# Brief:
Write down every entry below once more, exactly.

# Data records:
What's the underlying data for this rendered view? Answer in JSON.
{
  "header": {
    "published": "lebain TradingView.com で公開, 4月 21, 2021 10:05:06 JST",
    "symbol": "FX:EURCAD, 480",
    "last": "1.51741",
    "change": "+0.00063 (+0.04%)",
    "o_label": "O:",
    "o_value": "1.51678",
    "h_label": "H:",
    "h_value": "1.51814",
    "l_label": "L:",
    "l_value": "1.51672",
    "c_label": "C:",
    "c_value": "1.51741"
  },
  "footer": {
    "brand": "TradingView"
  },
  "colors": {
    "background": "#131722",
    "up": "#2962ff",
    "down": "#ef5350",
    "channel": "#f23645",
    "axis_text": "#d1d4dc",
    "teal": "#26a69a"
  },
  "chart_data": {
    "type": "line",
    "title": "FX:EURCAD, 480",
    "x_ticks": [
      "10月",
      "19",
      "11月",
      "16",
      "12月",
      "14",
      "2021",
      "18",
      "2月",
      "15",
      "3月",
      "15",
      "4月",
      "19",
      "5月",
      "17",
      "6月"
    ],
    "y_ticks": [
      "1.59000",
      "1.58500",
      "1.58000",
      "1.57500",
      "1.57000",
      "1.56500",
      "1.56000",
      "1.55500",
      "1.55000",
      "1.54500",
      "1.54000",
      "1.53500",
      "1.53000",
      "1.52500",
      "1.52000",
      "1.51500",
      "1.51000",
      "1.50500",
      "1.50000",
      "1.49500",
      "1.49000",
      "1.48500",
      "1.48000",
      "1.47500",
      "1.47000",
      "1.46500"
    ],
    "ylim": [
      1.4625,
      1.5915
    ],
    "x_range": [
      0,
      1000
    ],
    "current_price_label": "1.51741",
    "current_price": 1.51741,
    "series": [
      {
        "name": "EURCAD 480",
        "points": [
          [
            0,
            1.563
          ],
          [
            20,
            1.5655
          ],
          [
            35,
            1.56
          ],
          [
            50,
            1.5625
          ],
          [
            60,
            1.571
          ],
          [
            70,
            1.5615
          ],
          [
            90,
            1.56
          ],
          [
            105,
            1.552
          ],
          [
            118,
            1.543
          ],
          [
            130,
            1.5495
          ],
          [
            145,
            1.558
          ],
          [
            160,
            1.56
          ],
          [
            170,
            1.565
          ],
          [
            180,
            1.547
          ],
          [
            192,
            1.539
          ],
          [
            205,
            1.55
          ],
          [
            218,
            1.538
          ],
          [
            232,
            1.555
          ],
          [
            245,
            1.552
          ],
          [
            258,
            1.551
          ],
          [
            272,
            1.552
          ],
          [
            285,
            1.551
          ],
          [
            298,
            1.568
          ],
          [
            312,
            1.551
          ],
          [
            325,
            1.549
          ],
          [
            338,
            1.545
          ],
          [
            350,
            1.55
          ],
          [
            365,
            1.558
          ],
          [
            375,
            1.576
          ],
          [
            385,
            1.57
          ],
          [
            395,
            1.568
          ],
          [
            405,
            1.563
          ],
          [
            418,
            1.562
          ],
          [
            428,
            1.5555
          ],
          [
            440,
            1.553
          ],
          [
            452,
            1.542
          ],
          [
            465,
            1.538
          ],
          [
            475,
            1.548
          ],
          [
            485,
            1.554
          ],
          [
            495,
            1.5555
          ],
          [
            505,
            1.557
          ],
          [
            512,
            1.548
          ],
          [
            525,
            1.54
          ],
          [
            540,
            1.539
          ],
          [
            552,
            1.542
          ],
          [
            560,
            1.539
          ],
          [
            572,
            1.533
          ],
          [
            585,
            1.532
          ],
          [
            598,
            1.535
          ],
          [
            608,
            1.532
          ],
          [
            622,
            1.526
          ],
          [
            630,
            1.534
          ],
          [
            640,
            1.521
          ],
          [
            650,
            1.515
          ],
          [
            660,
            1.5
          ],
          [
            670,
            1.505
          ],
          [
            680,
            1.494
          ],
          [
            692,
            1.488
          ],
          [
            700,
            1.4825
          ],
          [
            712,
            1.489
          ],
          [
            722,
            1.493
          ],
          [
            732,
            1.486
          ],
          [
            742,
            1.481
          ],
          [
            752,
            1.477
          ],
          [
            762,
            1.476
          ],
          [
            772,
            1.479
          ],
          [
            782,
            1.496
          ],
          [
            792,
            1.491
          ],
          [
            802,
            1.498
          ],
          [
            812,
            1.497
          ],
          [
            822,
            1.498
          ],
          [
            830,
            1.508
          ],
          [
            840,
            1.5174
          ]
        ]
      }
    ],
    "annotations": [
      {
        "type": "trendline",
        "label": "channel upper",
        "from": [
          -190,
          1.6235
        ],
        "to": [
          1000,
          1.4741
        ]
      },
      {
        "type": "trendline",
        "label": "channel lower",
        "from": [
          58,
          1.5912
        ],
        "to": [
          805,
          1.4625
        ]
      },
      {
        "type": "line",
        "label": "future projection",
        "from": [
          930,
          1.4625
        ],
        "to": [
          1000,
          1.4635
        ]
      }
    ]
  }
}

# Result for this exercise:
What's the underlying data for this rendered view? Answer in JSON.
{
  "header": {
    "published": "lebain TradingView.com で公開, 4月 21, 2021 10:05:06 JST",
    "symbol": "FX:EURCAD, 480",
    "last": "1.51741",
    "change": "+0.00063 (+0.04%)",
    "o_label": "O:",
    "o_value": "1.51678",
    "h_label": "H:",
    "h_value": "1.51814",
    "l_label": "L:",
    "l_value": "1.51672",
    "c_label": "C:",
    "c_value": "1.51741"
  },
  "footer": {
    "brand": "TradingView"
  },
  "colors": {
    "background": "#131722",
    "up": "#2962ff",
    "down": "#ef5350",
    "channel": "#f23645",
    "axis_text": "#d1d4dc",
    "teal": "#26a69a"
  },
  "chart_data": {
    "type": "line",
    "title": "FX:EURCAD, 480",
    "x_ticks": [
      "10月",
      "19",
      "11月",
      "16",
      "12月",
      "14",
      "2021",
      "18",
      "2月",
      "15",
      "3月",
      "15",
      "4月",
      "19",
      "5月",
      "17",
      "6月"
    ],
    "y_ticks": [
      "1.59000",
      "1.58500",
      "1.58000",
      "1.57500",
      "1.57000",
      "1.56500",
      "1.56000",
      "1.55500",
      "1.55000",
      "1.54500",
      "1.54000",
      "1.53500",
      "1.53000",
      "1.52500",
      "1.52000",
      "1.51500",
      "1.51000",
      "1.50500",
      "1.50000",
      "1.49500",
      "1.49000",
      "1.48500",
      "1.48000",
      "1.47500",
      "1.47000",
      "1.46500"
    ],
    "ylim": [
      1.4625,
      1.5915
    ],
    "x_range": [
      0,
      1000
    ],
    "current_price_label": "1.51741",
    "current_price": 1.51741,
    "series": [
      {
        "name": "EURCAD 480",
        "points": [
          [
            0,
            1.563
          ],
          [
            20,
            1.5655
          ],
          [
            35,
            1.56
          ],
          [
            50,
            1.5625
          ],
          [
            60,
            1.571
          ],
          [
            70,
            1.5615
          ],
          [
            90,
            1.56
          ],
          [
            105,
            1.552
          ],
          [
            118,
            1.543
          ],
          [
            130,
            1.5495
          ],
          [
            145,
            1.558
          ],
          [
            160,
            1.56
          ],
          [
            170,
            1.565
          ],
          [
            180,
            1.547
          ],
          [
            192,
            1.539
          ],
          [
            205,
            1.55
          ],
          [
            218,
            1.538
          ],
          [
            232,
            1.555
          ],
          [
            245,
            1.552
          ],
          [
            258,
            1.551
          ],
          [
            272,
            1.552
          ],
          [
            285,
            1.551
          ],
          [
            298,
            1.568
          ],
          [
            312,
            1.551
          ],
          [
            325,
            1.549
          ],
          [
            338,
            1.545
          ],
          [
            350,
            1.55
          ],
          [
            365,
            1.558
          ],
          [
            375,
            1.576
          ],
          [
            385,
            1.57
          ],
          [
            395,
            1.568
          ],
          [
            405,
            1.563
          ],
          [
            418,
            1.562
          ],
          [
            428,
            1.5555
          ],
          [
            440,
            1.553
          ],
          [
            452,
            1.542
          ],
          [
            465,
            1.538
          ],
          [
            475,
            1.548
          ],
          [
            485,
            1.554
          ],
          [
            495,
            1.5555
          ],
          [
            505,
            1.557
          ],
          [
            512,
            1.548
          ],
          [
            525,
            1.54
          ],
          [
            540,
            1.539
          ],
          [
            552,
            1.542
          ],
          [
            560,
            1.539
          ],
          [
            572,
            1.533
          ],
          [
            585,
            1.532
          ],
          [
            598,
            1.535
          ],
          [
            608,
            1.532
          ],
          [
            622,
            1.526
          ],
          [
            630,
            1.534
          ],
          [
            640,
            1.521
          ],
          [
            650,
            1.515
          ],
          [
            660,
            1.5
          ],
          [
            670,
            1.505
          ],
          [
            680,
            1.494
          ],
          [
            692,
            1.488
          ],
          [
            700,
            1.4825
          ],
          [
            712,
            1.489
          ],
          [
            722,
            1.493
          ],
          [
            732,
            1.486
          ],
          [
            742,
            1.481
          ],
          [
            752,
            1.477
          ],
          [
            762,
            1.476
          ],
          [
            772,
            1.479
          ],
          [
            782,
            1.496
          ],
          [
            792,
            1.491
          ],
          [
            802,
            1.498
          ],
          [
            812,
            1.497
          ],
          [
            822,
            1.498
          ],
          [
            830,
            1.508
          ],
          [
            840,
            1.5174
          ]
        ]
      }
    ],
    "annotations": [
      {
        "type": "trendline",
        "label": "channel upper",
        "from": [
          -190,
          1.6235
        ],
        "to": [
          1000,
          1.4741
        ]
      },
      {
        "type": "trendline",
        "label": "channel lower",
        "from": [
          58,
          1.5912
        ],
        "to": [
          805,
          1.4625
        ]
      },
      {
        "type": "line",
        "label": "future projection",
        "from": [
          930,
          1.4625
        ],
        "to": [
          1000,
          1.4635
        ]
      }
    ]
  }
}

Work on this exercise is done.